What is the number of lines in these entries that contain "screenshot"? State it alone.

--- Start TASK DATA ---

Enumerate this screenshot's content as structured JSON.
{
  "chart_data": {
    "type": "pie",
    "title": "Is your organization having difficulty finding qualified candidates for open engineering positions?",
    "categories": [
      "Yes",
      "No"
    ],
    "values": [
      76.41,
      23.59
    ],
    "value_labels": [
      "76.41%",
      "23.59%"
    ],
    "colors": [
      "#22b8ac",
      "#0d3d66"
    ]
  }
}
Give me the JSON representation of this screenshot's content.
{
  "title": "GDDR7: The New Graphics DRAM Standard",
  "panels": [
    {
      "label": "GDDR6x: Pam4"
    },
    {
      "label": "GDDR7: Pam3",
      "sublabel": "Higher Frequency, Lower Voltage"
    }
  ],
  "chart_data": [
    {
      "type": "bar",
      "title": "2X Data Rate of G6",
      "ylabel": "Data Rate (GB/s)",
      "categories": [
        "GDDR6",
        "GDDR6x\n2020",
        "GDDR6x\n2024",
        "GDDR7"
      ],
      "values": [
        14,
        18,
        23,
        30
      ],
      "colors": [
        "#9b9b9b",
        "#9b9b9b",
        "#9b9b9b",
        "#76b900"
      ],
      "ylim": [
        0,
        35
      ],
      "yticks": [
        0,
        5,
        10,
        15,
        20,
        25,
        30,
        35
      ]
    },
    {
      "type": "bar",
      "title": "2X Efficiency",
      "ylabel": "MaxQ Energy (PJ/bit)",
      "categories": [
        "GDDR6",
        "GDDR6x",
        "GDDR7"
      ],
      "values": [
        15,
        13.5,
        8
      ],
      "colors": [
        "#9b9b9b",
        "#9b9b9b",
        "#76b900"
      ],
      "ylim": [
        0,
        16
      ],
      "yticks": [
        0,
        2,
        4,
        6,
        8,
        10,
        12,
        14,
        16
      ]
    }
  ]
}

--- End TASK DATA ---

CORRECT RESPONSE:
2